Problem description: All of the material below is to be restated word for word, apart from the pictures.

________________________

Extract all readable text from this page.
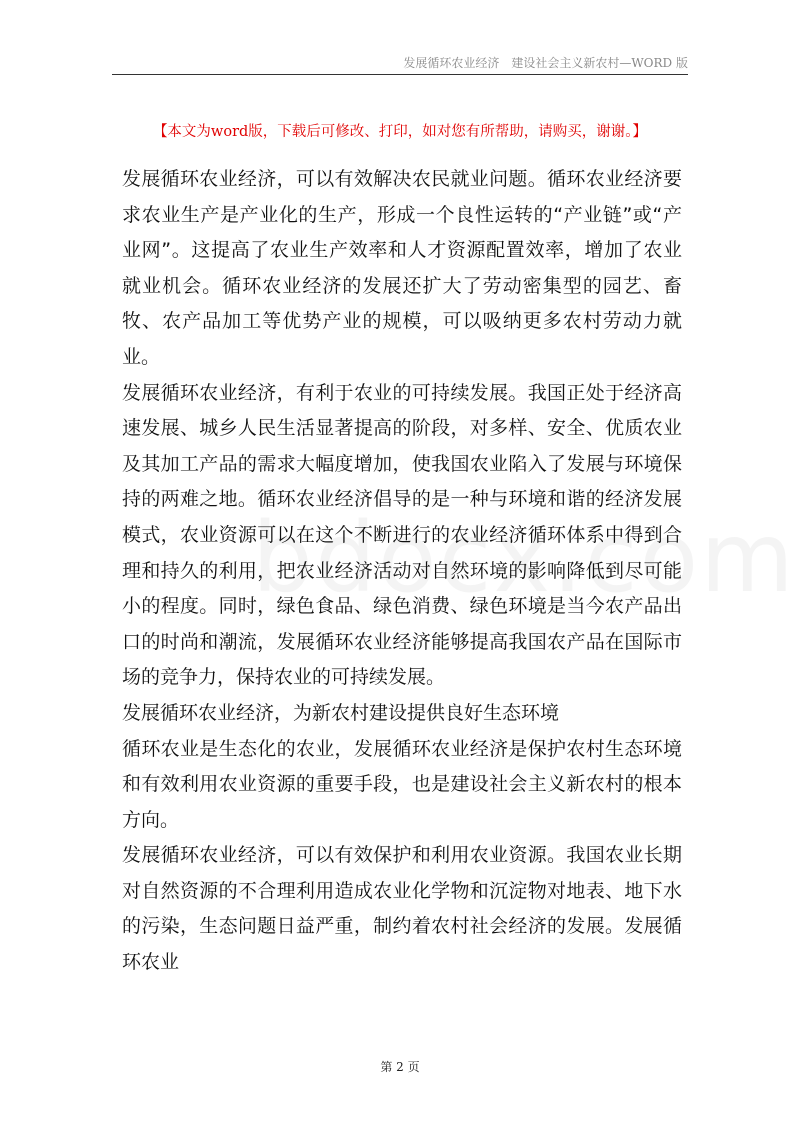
发展循环农业经济　建设社会主义新农村—WORD 版
【本文为word版，下载后可修改、打印，如对您有所帮助，请购买，谢谢。】

发展循环农业经济，可以有效解决农民就业问题。循环农业经济要求农业生产是产业化的生产，形成一个良性运转的“产业链”或“产业网”。这提高了农业生产效率和人才资源配置效率，增加了农业就业机会。循环农业经济的发展还扩大了劳动密集型的园艺、畜牧、农产品加工等优势产业的规模，可以吸纳更多农村劳动力就业。

发展循环农业经济，有利于农业的可持续发展。我国正处于经济高速发展、城乡人民生活显著提高的阶段，对多样、安全、优质农业及其加工产品的需求大幅度增加，使我国农业陷入了发展与环境保持的两难之地。循环农业经济倡导的是一种与环境和谐的经济发展模式，农业资源可以在这个不断进行的农业经济循环体系中得到合理和持久的利用，把农业经济活动对自然环境的影响降低到尽可能小的程度。同时，绿色食品、绿色消费、绿色环境是当今农产品出口的时尚和潮流，发展循环农业经济能够提高我国农产品在国际市场的竞争力，保持农业的可持续发展。

发展循环农业经济，为新农村建设提供良好生态环境

循环农业是生态化的农业，发展循环农业经济是保护农村生态环境和有效利用农业资源的重要手段，也是建设社会主义新农村的根本方向。

发展循环农业经济，可以有效保护和利用农业资源。我国农业长期对自然资源的不合理利用造成农业化学物和沉淀物对地表、地下水的污染，生态问题日益严重，制约着农村社会经济的发展。发展循环农业

第 2 页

________________________

Solved exercise:
Extract all readable text from this page.
发展循环农业经济　建设社会主义新农村—WORD 版
【本文为word版，下载后可修改、打印，如对您有所帮助，请购买，谢谢。】

发展循环农业经济，可以有效解决农民就业问题。循环农业经济要求农业生产是产业化的生产，形成一个良性运转的“产业链”或“产业网”。这提高了农业生产效率和人才资源配置效率，增加了农业就业机会。循环农业经济的发展还扩大了劳动密集型的园艺、畜牧、农产品加工等优势产业的规模，可以吸纳更多农村劳动力就业。

发展循环农业经济，有利于农业的可持续发展。我国正处于经济高速发展、城乡人民生活显著提高的阶段，对多样、安全、优质农业及其加工产品的需求大幅度增加，使我国农业陷入了发展与环境保持的两难之地。循环农业经济倡导的是一种与环境和谐的经济发展模式，农业资源可以在这个不断进行的农业经济循环体系中得到合理和持久的利用，把农业经济活动对自然环境的影响降低到尽可能小的程度。同时，绿色食品、绿色消费、绿色环境是当今农产品出口的时尚和潮流，发展循环农业经济能够提高我国农产品在国际市场的竞争力，保持农业的可持续发展。

发展循环农业经济，为新农村建设提供良好生态环境

循环农业是生态化的农业，发展循环农业经济是保护农村生态环境和有效利用农业资源的重要手段，也是建设社会主义新农村的根本方向。

发展循环农业经济，可以有效保护和利用农业资源。我国农业长期对自然资源的不合理利用造成农业化学物和沉淀物对地表、地下水的污染，生态问题日益严重，制约着农村社会经济的发展。发展循环农业

第 2 页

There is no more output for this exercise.